Exercise input:
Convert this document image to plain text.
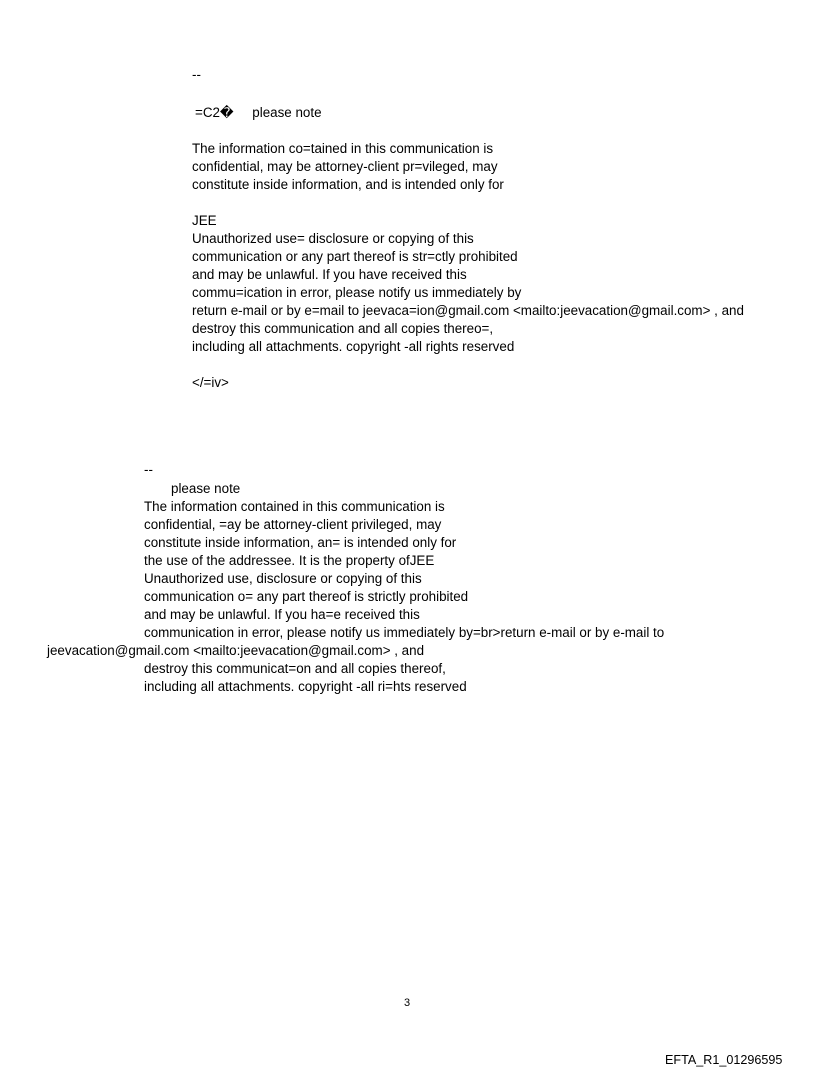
--
=C2�     please note
The information co=tained in this communication is
confidential, may be attorney-client pr=vileged, may
constitute inside information, and is intended only for
JEE
Unauthorized use= disclosure or copying of this
communication or any part thereof is str=ctly prohibited
and may be unlawful. If you have received this
commu=ication in error, please notify us immediately by
return e-mail or by e=mail to jeevaca=ion@gmail.com <mailto:jeevacation@gmail.com> , and
destroy this communication and all copies thereo=,
including all attachments. copyright -all rights reserved
</=iv>
--
please note
The information contained in this communication is
confidential, =ay be attorney-client privileged, may
constitute inside information, an= is intended only for
the use of the addressee. It is the property ofJEE
Unauthorized use, disclosure or copying of this
communication o= any part thereof is strictly prohibited
and may be unlawful. If you ha=e received this
communication in error, please notify us immediately by=br>return e-mail or by e-mail to
jeevacation@gmail.com <mailto:jeevacation@gmail.com> , and
destroy this communicat=on and all copies thereof,
including all attachments. copyright -all ri=hts reserved
3
EFTA_R1_01296595
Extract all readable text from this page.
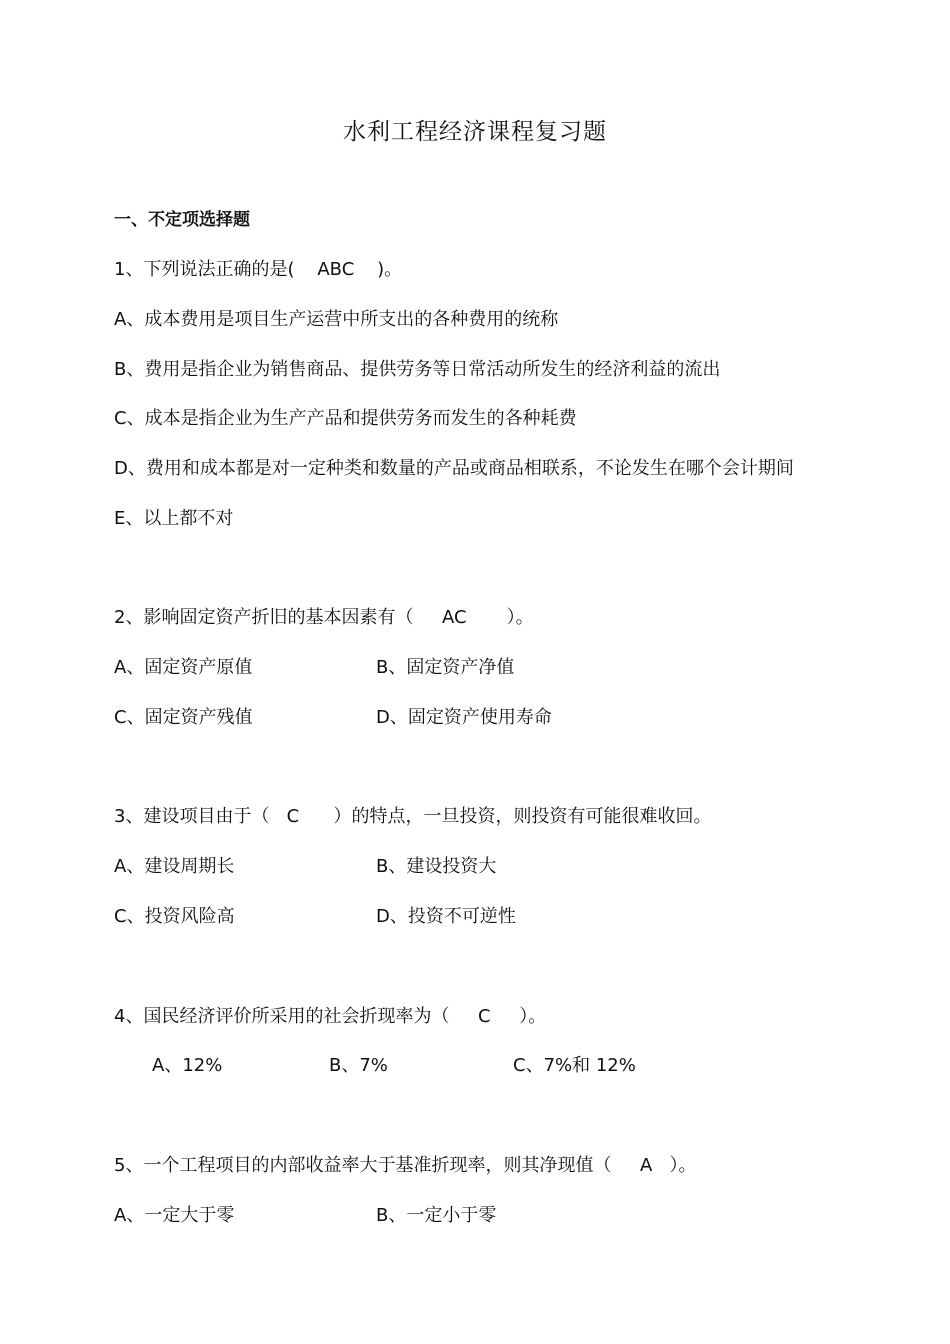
水利工程经济课程复习题
一、不定项选择题
1、下列说法正确的是(    ABC    )。
A、成本费用是项目生产运营中所支出的各种费用的统称
B、费用是指企业为销售商品、提供劳务等日常活动所发生的经济利益的流出
C、成本是指企业为生产产品和提供劳务而发生的各种耗费
D、费用和成本都是对一定种类和数量的产品或商品相联系，不论发生在哪个会计期间
E、以上都不对
2、影响固定资产折旧的基本因素有（     AC       ）。
A、固定资产原值	B、固定资产净值
C、固定资产残值	D、固定资产使用寿命
3、建设项目由于（   C      ）的特点，一旦投资，则投资有可能很难收回。
A、建设周期长	B、建设投资大
C、投资风险高	D、投资不可逆性
4、国民经济评价所采用的社会折现率为（     C     ）。
A、12%	B、7%	C、7%和 12%
5、一个工程项目的内部收益率大于基准折现率，则其净现值（     A   ）。
A、一定大于零	B、一定小于零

Aim:
Every record above should be written out again exactly; the pictures stay out of the copy.

The result:
Convert this document image to plain text.
--
=C2�     please note
The information co=tained in this communication is
confidential, may be attorney-client pr=vileged, may
constitute inside information, and is intended only for
JEE
Unauthorized use= disclosure or copying of this
communication or any part thereof is str=ctly prohibited
and may be unlawful. If you have received this
commu=ication in error, please notify us immediately by
return e-mail or by e=mail to jeevaca=ion@gmail.com <mailto:jeevacation@gmail.com> , and
destroy this communication and all copies thereo=,
including all attachments. copyright -all rights reserved
</=iv>
--
please note
The information contained in this communication is
confidential, =ay be attorney-client privileged, may
constitute inside information, an= is intended only for
the use of the addressee. It is the property ofJEE
Unauthorized use, disclosure or copying of this
communication o= any part thereof is strictly prohibited
and may be unlawful. If you ha=e received this
communication in error, please notify us immediately by=br>return e-mail or by e-mail to
jeevacation@gmail.com <mailto:jeevacation@gmail.com> , and
destroy this communicat=on and all copies thereof,
including all attachments. copyright -all ri=hts reserved
3
EFTA_R1_01296595
Extract all readable text from this page.
水利工程经济课程复习题
一、不定项选择题
1、下列说法正确的是(    ABC    )。
A、成本费用是项目生产运营中所支出的各种费用的统称
B、费用是指企业为销售商品、提供劳务等日常活动所发生的经济利益的流出
C、成本是指企业为生产产品和提供劳务而发生的各种耗费
D、费用和成本都是对一定种类和数量的产品或商品相联系，不论发生在哪个会计期间
E、以上都不对
2、影响固定资产折旧的基本因素有（     AC       ）。
A、固定资产原值	B、固定资产净值
C、固定资产残值	D、固定资产使用寿命
3、建设项目由于（   C      ）的特点，一旦投资，则投资有可能很难收回。
A、建设周期长	B、建设投资大
C、投资风险高	D、投资不可逆性
4、国民经济评价所采用的社会折现率为（     C     ）。
A、12%	B、7%	C、7%和 12%
5、一个工程项目的内部收益率大于基准折现率，则其净现值（     A   ）。
A、一定大于零	B、一定小于零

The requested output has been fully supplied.